- **Texto original**:
+ + +

La Montaña Mágica

Iñaki y Patxi decidieron ir a tomarse un café con Josu, que trabaja en la estación meteorológica, según se pasa el glaciar de Gergeti, a mano izquierda, justo debajo del Monte Kezbek, que está por encima ya de los cinco mil metros.

– Oye, Josu, nada, que no teníamos nada que hacer y vamos cómo está el hielo por allí. Vete preparando el café que estamos ahí en un rato, que si tardamos es porque Patxi va haciendo fotos.

En manga corta y con las zapatillas de andar por casa (el día anterior hubo un conato de hacerlo en mocasines) se fueron, con lo puesto, caminito arriba. La verdad es que, si no eres de Barakaldo, te lo preparas mejor: unos crampones, unos palos de esos de esquí, la vajilla de la abuela, la tabla de planchar, nunca se sabe qué puede hacer falta allí arriba. En las ocho horas de ida y vuelta, los dos forofos del Atleti vieron pasar más bultos que por la frontera de Pasaia. Pero, total, para tomarse un café con Josu, tampoco hay que hacer un drama, ¿no? Aunque luego hay algunas (que no se entienda como un comentario machista), en un ejercicio topanista de luxe, que deciden subirse con el ajuar a hombros y bajarse el mismo día, sin quedarse a dormir con el bueno de Josu, a la fresca del glaciar.

La montaña mágica, después de haberla casi tocado con los dedos, nos dejó ver su rostro muchas horas después. Impresionante, realmente hay que ser del mismo Barakaldo para llegar a superarla y subir a su cima. Desde un lejano café en Kazbegi y con las rodillas y los pies seriamente tocados por la cronoescalada, apurábamos la tarde viendo entre las nubes toda su inmensidad. Temíamos por los que nos habíamos ido encontrando ya a la bajada, que trataban de ascender con todo su equipo, recién comprado en la sucursal de Decathlon de Tel-Avi o de Varsovia, ignorantes de lo que le iba a hacer sudar el camino.

Devoramos otra suculenta cena a sus pies, sopa, por favor, pensando ya y apesadumbrados por dejar atrás semajante rincón del mundo. Mañana volveríamos a Tblisi y de ahí hacia Turquía, pasando por el balneario de los Romanov, en Borjumi.

+ + +

- **Datos**:
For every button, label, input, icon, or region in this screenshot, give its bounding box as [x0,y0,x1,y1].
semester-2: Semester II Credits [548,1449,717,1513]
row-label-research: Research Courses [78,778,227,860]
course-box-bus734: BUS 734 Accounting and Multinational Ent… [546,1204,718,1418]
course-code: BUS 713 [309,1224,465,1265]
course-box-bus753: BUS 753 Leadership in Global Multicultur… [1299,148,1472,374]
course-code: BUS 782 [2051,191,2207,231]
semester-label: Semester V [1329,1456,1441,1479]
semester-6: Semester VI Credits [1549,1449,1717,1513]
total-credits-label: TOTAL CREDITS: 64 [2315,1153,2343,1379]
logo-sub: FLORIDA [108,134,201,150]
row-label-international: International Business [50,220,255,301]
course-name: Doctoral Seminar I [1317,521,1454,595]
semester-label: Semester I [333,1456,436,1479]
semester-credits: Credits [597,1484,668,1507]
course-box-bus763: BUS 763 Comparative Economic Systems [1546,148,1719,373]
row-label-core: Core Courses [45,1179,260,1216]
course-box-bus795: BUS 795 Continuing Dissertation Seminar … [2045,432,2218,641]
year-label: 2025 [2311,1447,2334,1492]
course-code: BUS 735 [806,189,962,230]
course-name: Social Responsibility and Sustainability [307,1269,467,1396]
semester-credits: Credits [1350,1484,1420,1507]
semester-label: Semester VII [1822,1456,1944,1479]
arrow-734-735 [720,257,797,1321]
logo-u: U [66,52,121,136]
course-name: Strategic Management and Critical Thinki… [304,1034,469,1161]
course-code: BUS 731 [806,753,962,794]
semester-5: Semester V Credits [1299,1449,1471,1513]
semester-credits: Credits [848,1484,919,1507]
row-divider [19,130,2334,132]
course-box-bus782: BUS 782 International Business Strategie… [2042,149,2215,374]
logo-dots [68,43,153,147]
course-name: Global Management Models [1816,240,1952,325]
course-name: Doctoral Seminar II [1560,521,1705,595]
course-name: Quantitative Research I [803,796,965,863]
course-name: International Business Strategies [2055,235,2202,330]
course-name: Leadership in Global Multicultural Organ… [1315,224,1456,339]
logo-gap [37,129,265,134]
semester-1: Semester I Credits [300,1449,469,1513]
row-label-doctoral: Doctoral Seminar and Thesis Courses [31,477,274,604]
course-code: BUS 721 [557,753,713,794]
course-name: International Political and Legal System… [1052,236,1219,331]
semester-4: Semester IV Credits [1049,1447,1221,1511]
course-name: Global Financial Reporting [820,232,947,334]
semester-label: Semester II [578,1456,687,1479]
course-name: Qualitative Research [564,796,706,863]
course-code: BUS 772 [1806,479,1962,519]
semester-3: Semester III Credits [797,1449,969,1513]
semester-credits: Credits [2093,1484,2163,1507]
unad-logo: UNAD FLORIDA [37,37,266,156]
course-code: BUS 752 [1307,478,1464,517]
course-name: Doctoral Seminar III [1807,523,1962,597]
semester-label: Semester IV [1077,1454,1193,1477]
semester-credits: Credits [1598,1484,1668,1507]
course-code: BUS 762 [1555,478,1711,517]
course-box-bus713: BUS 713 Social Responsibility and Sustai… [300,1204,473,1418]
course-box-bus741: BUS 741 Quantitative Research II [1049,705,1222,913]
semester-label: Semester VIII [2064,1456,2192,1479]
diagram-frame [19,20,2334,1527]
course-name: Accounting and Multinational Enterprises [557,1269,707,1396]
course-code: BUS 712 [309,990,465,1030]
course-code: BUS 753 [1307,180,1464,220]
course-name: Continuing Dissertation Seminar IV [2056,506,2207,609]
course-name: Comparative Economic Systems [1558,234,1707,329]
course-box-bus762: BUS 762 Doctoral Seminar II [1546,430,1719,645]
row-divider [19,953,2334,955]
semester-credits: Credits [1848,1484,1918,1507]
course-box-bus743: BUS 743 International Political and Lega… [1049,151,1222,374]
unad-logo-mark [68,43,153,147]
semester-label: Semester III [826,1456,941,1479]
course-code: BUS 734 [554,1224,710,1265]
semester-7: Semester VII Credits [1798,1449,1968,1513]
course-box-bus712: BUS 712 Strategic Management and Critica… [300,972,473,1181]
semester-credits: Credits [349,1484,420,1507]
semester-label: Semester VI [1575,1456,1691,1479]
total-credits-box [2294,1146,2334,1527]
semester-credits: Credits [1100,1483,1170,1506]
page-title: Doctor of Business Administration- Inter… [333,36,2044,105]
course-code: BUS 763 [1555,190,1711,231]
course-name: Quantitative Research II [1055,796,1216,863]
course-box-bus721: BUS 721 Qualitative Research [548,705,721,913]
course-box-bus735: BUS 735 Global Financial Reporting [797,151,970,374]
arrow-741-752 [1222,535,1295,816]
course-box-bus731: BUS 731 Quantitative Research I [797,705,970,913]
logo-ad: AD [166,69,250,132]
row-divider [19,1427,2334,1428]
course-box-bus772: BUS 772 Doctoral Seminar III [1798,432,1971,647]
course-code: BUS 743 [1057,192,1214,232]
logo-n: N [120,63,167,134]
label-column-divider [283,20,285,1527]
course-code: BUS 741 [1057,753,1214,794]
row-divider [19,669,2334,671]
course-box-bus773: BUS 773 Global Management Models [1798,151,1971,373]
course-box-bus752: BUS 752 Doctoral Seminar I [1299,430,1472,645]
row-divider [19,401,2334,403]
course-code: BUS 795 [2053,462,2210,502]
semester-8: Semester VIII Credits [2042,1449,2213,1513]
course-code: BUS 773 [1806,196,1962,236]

+ + +

- **Qué hacer**: Copia sin cambiar nada el trozo del relato que empieza con "En manga corta" y sigue hasta "fresca del glaciar.". Los ítems no hacen falta para nada de esto.

- **Tu respuesta**:
En manga corta y con las zapatillas de andar por casa (el día anterior hubo un conato de hacerlo en mocasines) se fueron, con lo puesto, caminito arriba. La verdad es que, si no eres de Barakaldo, te lo preparas mejor: unos crampones, unos palos de esos de esquí, la vajilla de la abuela, la tabla de planchar, nunca se sabe qué puede hacer falta allí arriba. En las ocho horas de ida y vuelta, los dos forofos del Atleti vieron pasar más bultos que por la frontera de Pasaia. Pero, total, para tomarse un café con Josu, tampoco hay que hacer un drama, ¿no? Aunque luego hay algunas (que no se entienda como un comentario machista), en un ejercicio topanista de luxe, que deciden subirse con el ajuar a hombros y bajarse el mismo día, sin quedarse a dormir con el bueno de Josu, a la fresca del glaciar.